- WRITTEN PROBLEM -
Say how many lines contain "that"; the answer is the number alone.

- Dataset items -
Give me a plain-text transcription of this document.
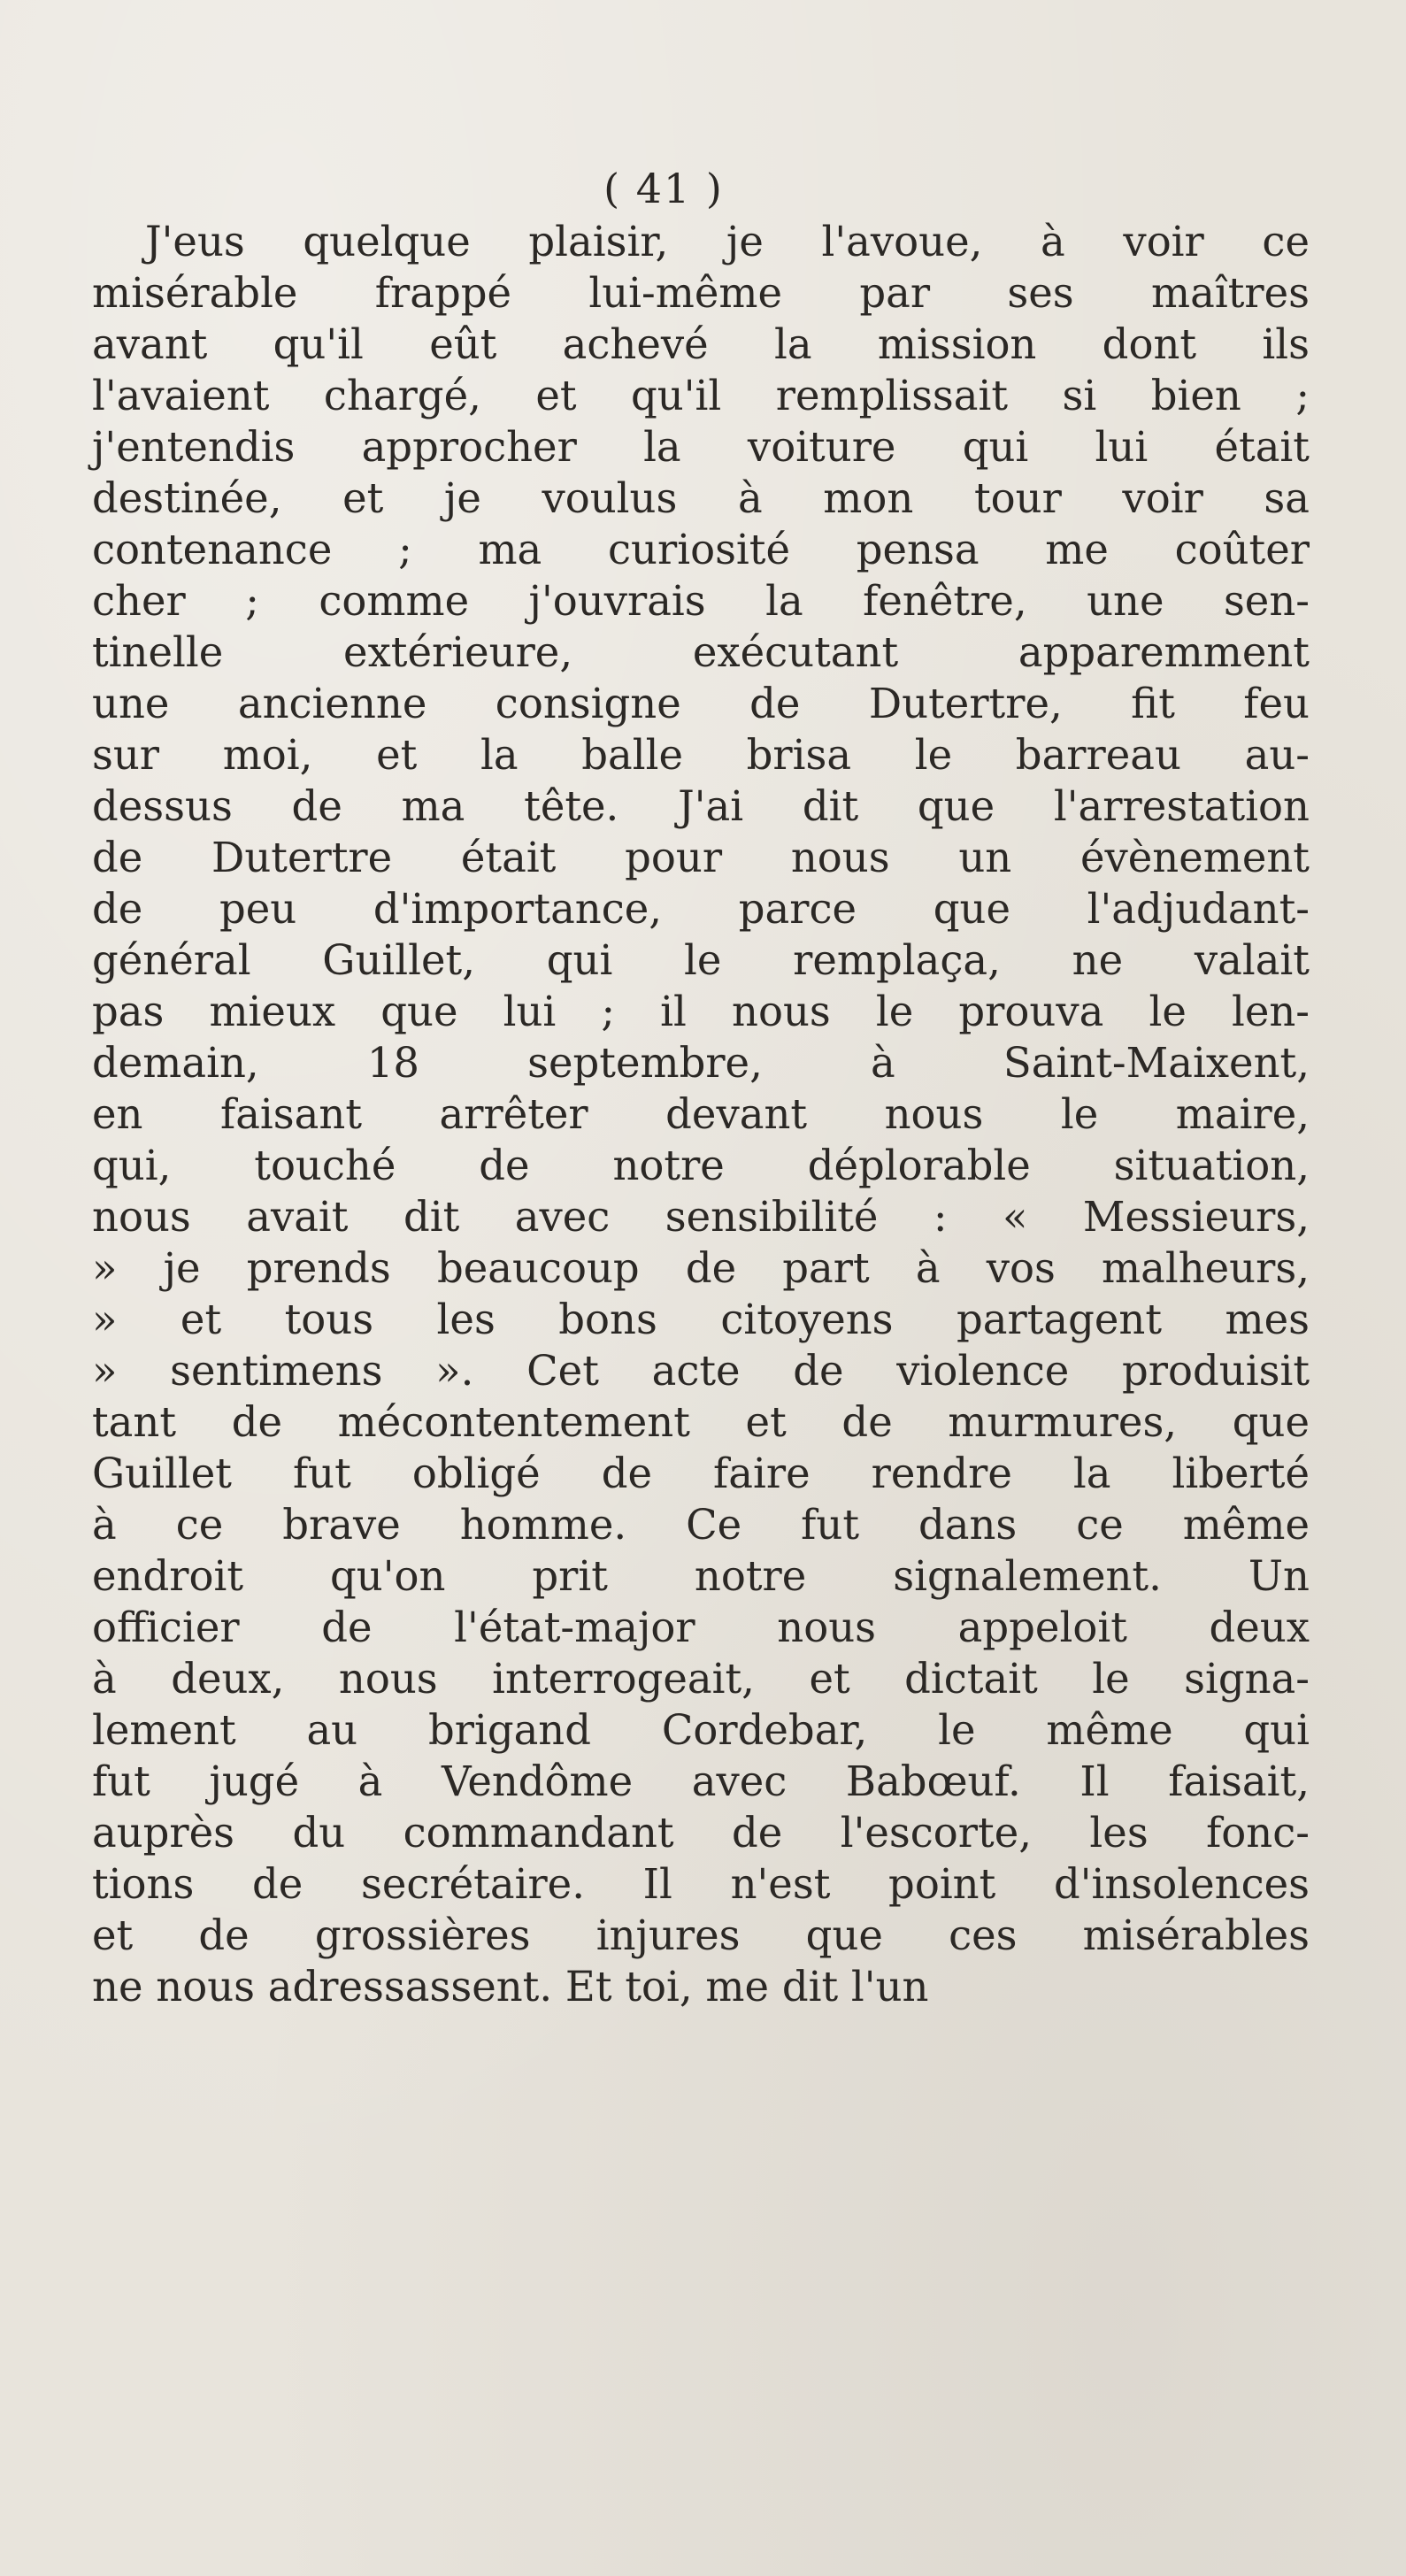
( 41 )
J'eus quelque plaisir, je l'avoue, à voir ce
misérable frappé lui-même par ses maîtres
avant qu'il eût achevé la mission dont ils
l'avaient chargé, et qu'il remplissait si bien ;
j'entendis approcher la voiture qui lui était
destinée, et je voulus à mon tour voir sa
contenance ; ma curiosité pensa me coûter
cher ; comme j'ouvrais la fenêtre, une sen-
tinelle extérieure, exécutant apparemment
une ancienne consigne de Dutertre, fit feu
sur moi, et la balle brisa le barreau au-
dessus de ma tête. J'ai dit que l'arrestation
de Dutertre était pour nous un évènement
de peu d'importance, parce que l'adjudant-
général Guillet, qui le remplaça, ne valait
pas mieux que lui ; il nous le prouva le len-
demain, 18 septembre, à Saint-Maixent,
en faisant arrêter devant nous le maire,
qui, touché de notre déplorable situation,
nous avait dit avec sensibilité : « Messieurs,
» je prends beaucoup de part à vos malheurs,
» et tous les bons citoyens partagent mes
» sentimens ». Cet acte de violence produisit
tant de mécontentement et de murmures, que
Guillet fut obligé de faire rendre la liberté
à ce brave homme. Ce fut dans ce même
endroit qu'on prit notre signalement. Un
officier de l'état-major nous appeloit deux
à deux, nous interrogeait, et dictait le signa-
lement au brigand Cordebar, le même qui
fut jugé à Vendôme avec Babœuf. Il faisait,
auprès du commandant de l'escorte, les fonc-
tions de secrétaire. Il n'est point d'insolences
et de grossières injures que ces misérables
ne nous adressassent. Et toi, me dit l'un
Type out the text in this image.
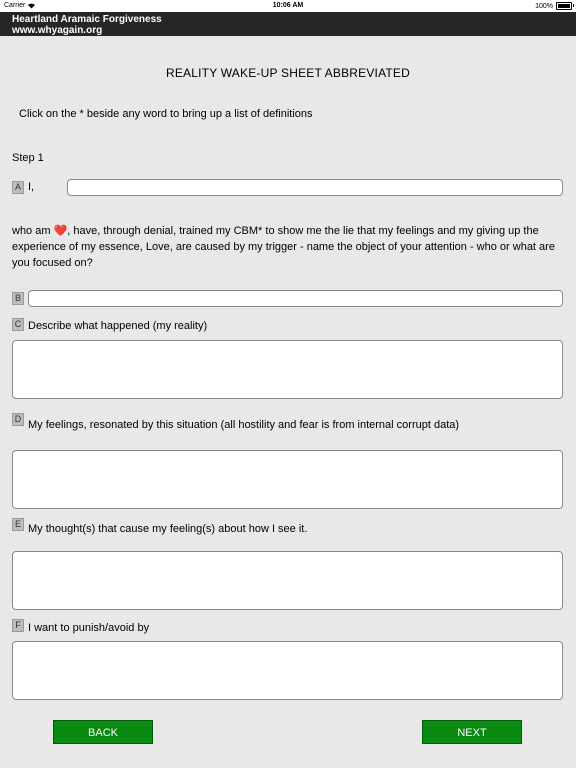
Carrier	10:06 AM	100%
Heartland Aramaic Forgiveness
www.whyagain.org
REALITY WAKE-UP SHEET ABBREVIATED
Click on the * beside any word to bring up a list of definitions
Step 1
A I,
who am ❤️, have, through denial, trained my CBM* to show me the lie that my feelings and my giving up the experience of my essence, Love, are caused by my trigger - name the object of your attention - who or what are you focused on?
B
C Describe what happened (my reality)
D My feelings, resonated by this situation (all hostility and fear is from internal corrupt data)
E My thought(s) that cause my feeling(s) about how I see it.
F I want to punish/avoid by
BACK	NEXT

- THE RESPONSE -
2